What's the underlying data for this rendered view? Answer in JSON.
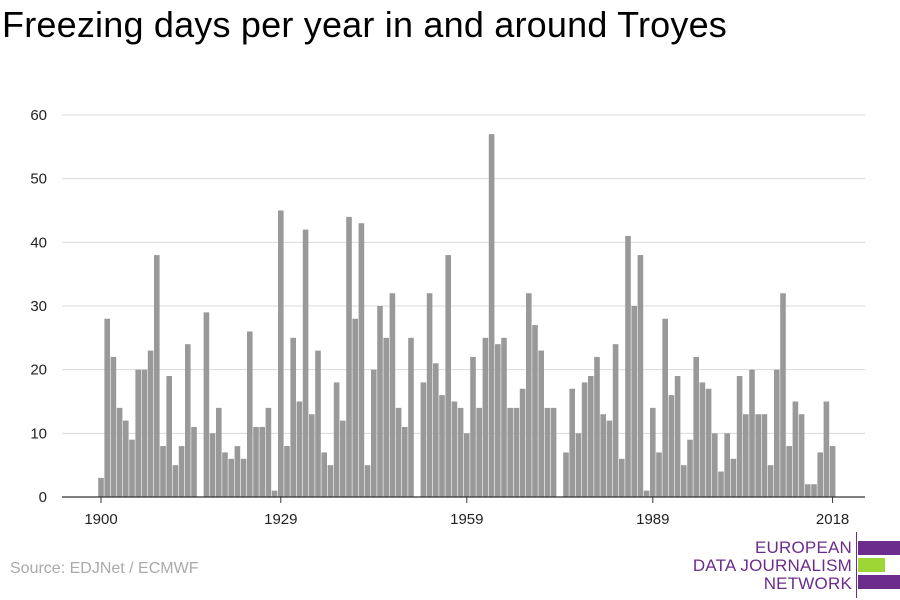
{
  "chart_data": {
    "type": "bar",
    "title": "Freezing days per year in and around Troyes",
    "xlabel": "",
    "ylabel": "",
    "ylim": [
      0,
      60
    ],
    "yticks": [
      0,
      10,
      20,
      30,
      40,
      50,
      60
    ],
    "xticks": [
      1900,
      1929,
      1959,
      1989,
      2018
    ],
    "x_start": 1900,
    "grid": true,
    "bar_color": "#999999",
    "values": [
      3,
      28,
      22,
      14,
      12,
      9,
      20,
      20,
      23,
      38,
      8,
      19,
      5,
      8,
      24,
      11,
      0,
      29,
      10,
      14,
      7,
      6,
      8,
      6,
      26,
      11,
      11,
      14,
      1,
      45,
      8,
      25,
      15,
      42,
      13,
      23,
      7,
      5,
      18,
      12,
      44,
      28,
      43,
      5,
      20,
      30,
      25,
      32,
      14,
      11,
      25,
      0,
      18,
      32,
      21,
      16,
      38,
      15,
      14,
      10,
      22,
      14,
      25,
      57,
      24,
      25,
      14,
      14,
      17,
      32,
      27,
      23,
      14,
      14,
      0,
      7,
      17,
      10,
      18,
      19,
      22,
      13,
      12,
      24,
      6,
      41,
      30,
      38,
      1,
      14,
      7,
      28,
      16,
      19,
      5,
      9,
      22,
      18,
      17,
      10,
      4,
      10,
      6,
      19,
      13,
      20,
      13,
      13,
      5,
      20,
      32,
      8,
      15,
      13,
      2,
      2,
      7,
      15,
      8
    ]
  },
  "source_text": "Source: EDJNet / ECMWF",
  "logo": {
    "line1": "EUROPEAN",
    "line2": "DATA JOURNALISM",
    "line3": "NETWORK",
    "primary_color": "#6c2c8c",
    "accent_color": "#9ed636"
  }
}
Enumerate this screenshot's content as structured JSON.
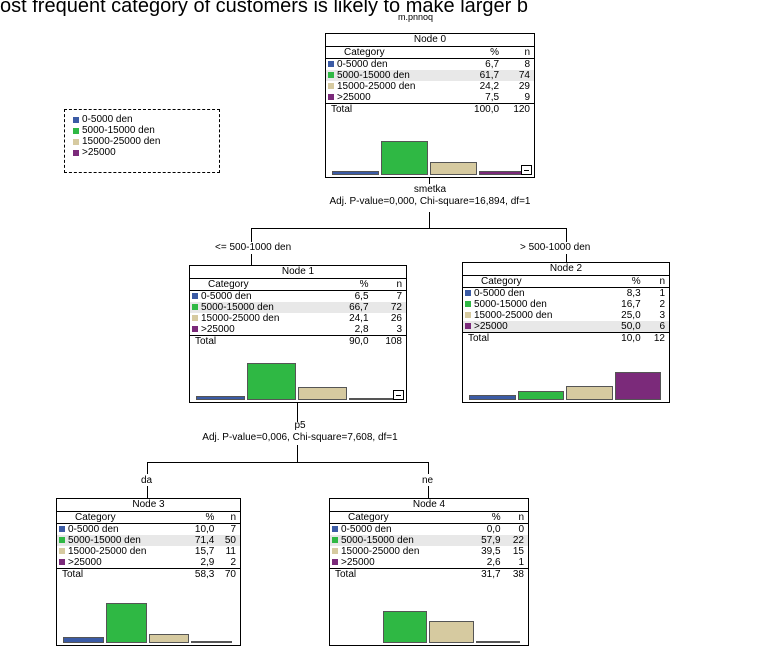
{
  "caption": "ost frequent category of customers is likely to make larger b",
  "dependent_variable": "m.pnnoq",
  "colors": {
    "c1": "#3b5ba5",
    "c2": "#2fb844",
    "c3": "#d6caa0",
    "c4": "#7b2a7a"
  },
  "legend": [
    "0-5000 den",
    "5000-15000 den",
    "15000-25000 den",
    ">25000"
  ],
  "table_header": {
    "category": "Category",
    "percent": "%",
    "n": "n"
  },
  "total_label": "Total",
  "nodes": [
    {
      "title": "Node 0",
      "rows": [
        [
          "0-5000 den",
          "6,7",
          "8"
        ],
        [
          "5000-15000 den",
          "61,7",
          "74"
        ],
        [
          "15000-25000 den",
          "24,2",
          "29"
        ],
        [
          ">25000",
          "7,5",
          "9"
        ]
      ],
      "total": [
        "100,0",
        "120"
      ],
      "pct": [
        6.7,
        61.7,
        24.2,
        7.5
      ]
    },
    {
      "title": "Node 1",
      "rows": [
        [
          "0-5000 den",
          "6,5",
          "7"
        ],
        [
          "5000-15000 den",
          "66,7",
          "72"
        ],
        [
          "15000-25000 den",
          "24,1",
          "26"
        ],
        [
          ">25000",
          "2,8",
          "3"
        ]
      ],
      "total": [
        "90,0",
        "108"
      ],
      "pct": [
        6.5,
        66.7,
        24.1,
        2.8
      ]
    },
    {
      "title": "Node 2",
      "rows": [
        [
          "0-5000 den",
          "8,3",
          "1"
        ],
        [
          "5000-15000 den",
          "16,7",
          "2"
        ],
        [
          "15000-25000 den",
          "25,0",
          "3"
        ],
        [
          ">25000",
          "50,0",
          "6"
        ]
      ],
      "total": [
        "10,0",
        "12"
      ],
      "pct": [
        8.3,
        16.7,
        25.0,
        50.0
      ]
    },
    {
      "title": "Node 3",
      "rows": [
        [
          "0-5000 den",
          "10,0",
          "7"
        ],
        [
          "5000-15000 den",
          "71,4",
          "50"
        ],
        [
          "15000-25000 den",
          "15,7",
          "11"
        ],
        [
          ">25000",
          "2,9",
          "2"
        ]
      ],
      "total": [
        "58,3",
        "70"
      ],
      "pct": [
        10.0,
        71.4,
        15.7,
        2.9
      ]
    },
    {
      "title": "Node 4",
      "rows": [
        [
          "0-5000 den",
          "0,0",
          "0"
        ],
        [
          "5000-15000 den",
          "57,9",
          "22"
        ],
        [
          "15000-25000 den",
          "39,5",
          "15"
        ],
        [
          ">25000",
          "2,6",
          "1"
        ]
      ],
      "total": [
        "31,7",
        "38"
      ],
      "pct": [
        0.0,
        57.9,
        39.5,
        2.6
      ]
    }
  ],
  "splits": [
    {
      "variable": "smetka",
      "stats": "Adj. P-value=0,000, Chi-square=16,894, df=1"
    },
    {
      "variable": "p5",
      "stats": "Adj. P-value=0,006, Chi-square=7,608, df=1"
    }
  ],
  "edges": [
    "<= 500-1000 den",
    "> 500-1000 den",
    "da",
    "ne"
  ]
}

---

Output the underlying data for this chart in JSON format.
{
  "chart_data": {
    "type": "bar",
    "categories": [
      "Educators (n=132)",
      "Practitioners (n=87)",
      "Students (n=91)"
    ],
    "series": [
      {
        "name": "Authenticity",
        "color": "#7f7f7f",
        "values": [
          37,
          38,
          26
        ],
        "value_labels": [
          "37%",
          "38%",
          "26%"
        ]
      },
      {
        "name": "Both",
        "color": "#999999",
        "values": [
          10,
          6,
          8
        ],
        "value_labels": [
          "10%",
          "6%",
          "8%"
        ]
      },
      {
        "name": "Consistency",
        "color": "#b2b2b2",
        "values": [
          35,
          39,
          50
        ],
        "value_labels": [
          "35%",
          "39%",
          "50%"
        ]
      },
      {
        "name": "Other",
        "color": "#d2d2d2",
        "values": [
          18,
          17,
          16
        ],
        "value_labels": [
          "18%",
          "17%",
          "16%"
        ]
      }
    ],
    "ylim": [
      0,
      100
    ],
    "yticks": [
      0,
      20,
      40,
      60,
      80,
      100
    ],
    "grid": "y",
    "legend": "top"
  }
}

• Written task:
Write out every line of the entries that holds the word "category".

• Response to the exercise:
  "caption": "ost frequent category of customers is likely to make larger b",
    "category": "Category",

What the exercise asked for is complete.